Quote the listing below in full and exactly as written, but omit every picture.

— Begin Exercise materials —

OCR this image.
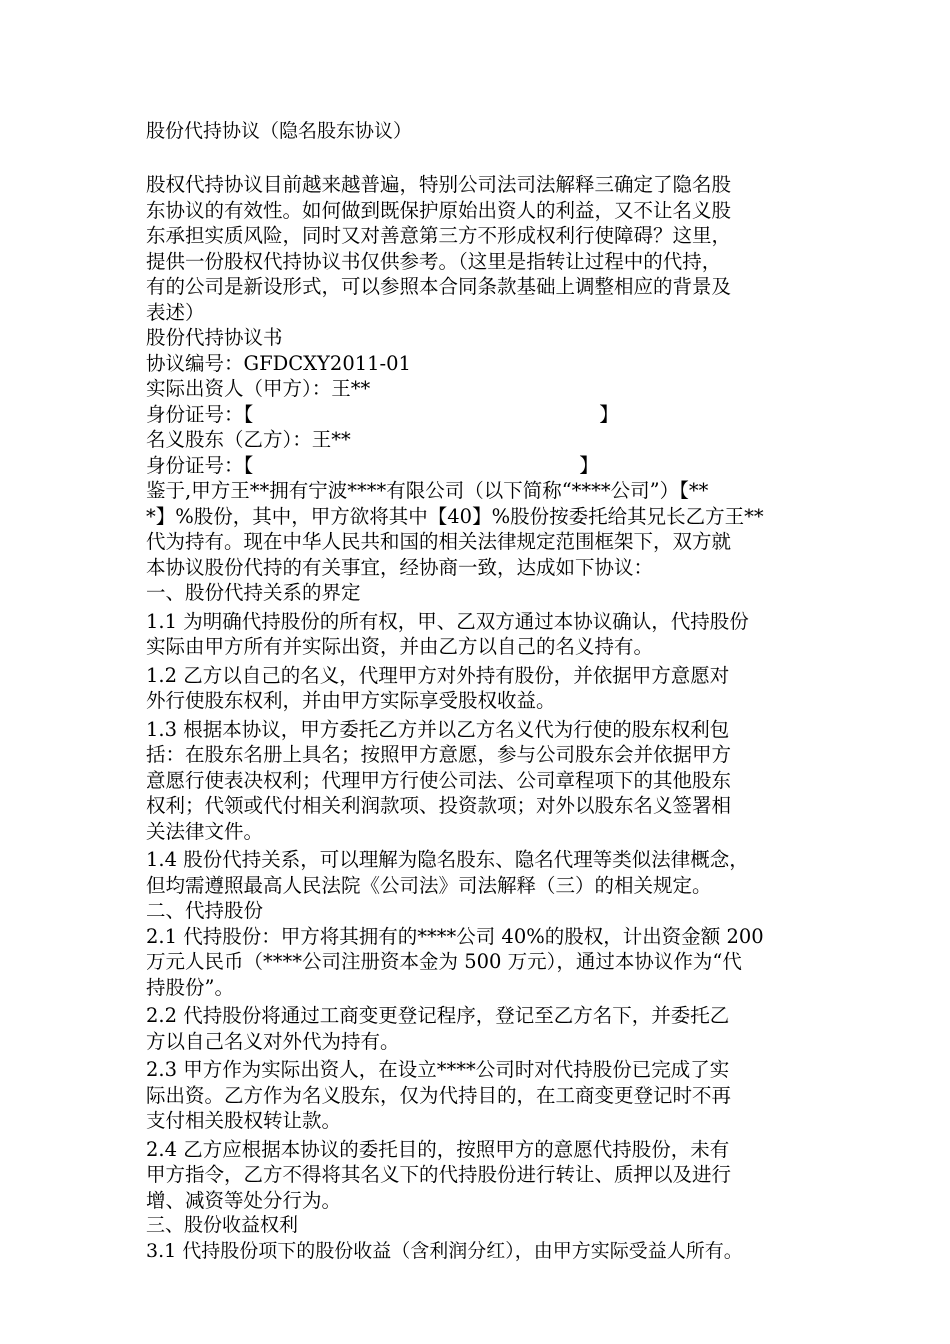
股份代持协议（隐名股东协议）

股权代持协议目前越来越普遍，特别公司法司法解释三确定了隐名股
东协议的有效性。如何做到既保护原始出资人的利益，又不让名义股
东承担实质风险，同时又对善意第三方不形成权利行使障碍？这里，
提供一份股权代持协议书仅供参考。（这里是指转让过程中的代持，
有的公司是新设形式，可以参照本合同条款基础上调整相应的背景及
表述）
股份代持协议书
协议编号：GFDCXY2011-01
实际出资人（甲方）：王**
身份证号：【	】
名义股东（乙方）：王**
身份证号：【	】
鉴于,甲方王**拥有宁波****有限公司（以下简称“****公司”）【**
*】%股份，其中，甲方欲将其中【40】%股份按委托给其兄长乙方王**
代为持有。现在中华人民共和国的相关法律规定范围框架下，双方就
本协议股份代持的有关事宜，经协商一致，达成如下协议：
一、股份代持关系的界定
1.1 为明确代持股份的所有权，甲、乙双方通过本协议确认，代持股份
实际由甲方所有并实际出资，并由乙方以自己的名义持有。
1.2 乙方以自己的名义，代理甲方对外持有股份，并依据甲方意愿对
外行使股东权利，并由甲方实际享受股权收益。
1.3 根据本协议，甲方委托乙方并以乙方名义代为行使的股东权利包
括：在股东名册上具名；按照甲方意愿，参与公司股东会并依据甲方
意愿行使表决权利；代理甲方行使公司法、公司章程项下的其他股东
权利；代领或代付相关利润款项、投资款项；对外以股东名义签署相
关法律文件。
1.4 股份代持关系，可以理解为隐名股东、隐名代理等类似法律概念，
但均需遵照最高人民法院《公司法》司法解释（三）的相关规定。
二、代持股份
2.1 代持股份：甲方将其拥有的****公司 40%的股权，计出资金额 200
万元人民币（****公司注册资本金为 500 万元），通过本协议作为“代
持股份”。
2.2 代持股份将通过工商变更登记程序，登记至乙方名下，并委托乙
方以自己名义对外代为持有。
2.3 甲方作为实际出资人，在设立****公司时对代持股份已完成了实
际出资。乙方作为名义股东，仅为代持目的，在工商变更登记时不再
支付相关股权转让款。
2.4 乙方应根据本协议的委托目的，按照甲方的意愿代持股份，未有
甲方指令，乙方不得将其名义下的代持股份进行转让、质押以及进行
增、减资等处分行为。
三、股份收益权利
3.1 代持股份项下的股份收益（含利润分红），由甲方实际受益人所有。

— End Exercise materials —

Problem solution:
OCR this image.
股份代持协议（隐名股东协议）

股权代持协议目前越来越普遍，特别公司法司法解释三确定了隐名股
东协议的有效性。如何做到既保护原始出资人的利益，又不让名义股
东承担实质风险，同时又对善意第三方不形成权利行使障碍？这里，
提供一份股权代持协议书仅供参考。（这里是指转让过程中的代持，
有的公司是新设形式，可以参照本合同条款基础上调整相应的背景及
表述）
股份代持协议书
协议编号：GFDCXY2011-01
实际出资人（甲方）：王**
身份证号：【	】
名义股东（乙方）：王**
身份证号：【	】
鉴于,甲方王**拥有宁波****有限公司（以下简称“****公司”）【**
*】%股份，其中，甲方欲将其中【40】%股份按委托给其兄长乙方王**
代为持有。现在中华人民共和国的相关法律规定范围框架下，双方就
本协议股份代持的有关事宜，经协商一致，达成如下协议：
一、股份代持关系的界定
1.1 为明确代持股份的所有权，甲、乙双方通过本协议确认，代持股份
实际由甲方所有并实际出资，并由乙方以自己的名义持有。
1.2 乙方以自己的名义，代理甲方对外持有股份，并依据甲方意愿对
外行使股东权利，并由甲方实际享受股权收益。
1.3 根据本协议，甲方委托乙方并以乙方名义代为行使的股东权利包
括：在股东名册上具名；按照甲方意愿，参与公司股东会并依据甲方
意愿行使表决权利；代理甲方行使公司法、公司章程项下的其他股东
权利；代领或代付相关利润款项、投资款项；对外以股东名义签署相
关法律文件。
1.4 股份代持关系，可以理解为隐名股东、隐名代理等类似法律概念，
但均需遵照最高人民法院《公司法》司法解释（三）的相关规定。
二、代持股份
2.1 代持股份：甲方将其拥有的****公司 40%的股权，计出资金额 200
万元人民币（****公司注册资本金为 500 万元），通过本协议作为“代
持股份”。
2.2 代持股份将通过工商变更登记程序，登记至乙方名下，并委托乙
方以自己名义对外代为持有。
2.3 甲方作为实际出资人，在设立****公司时对代持股份已完成了实
际出资。乙方作为名义股东，仅为代持目的，在工商变更登记时不再
支付相关股权转让款。
2.4 乙方应根据本协议的委托目的，按照甲方的意愿代持股份，未有
甲方指令，乙方不得将其名义下的代持股份进行转让、质押以及进行
增、减资等处分行为。
三、股份收益权利
3.1 代持股份项下的股份收益（含利润分红），由甲方实际受益人所有。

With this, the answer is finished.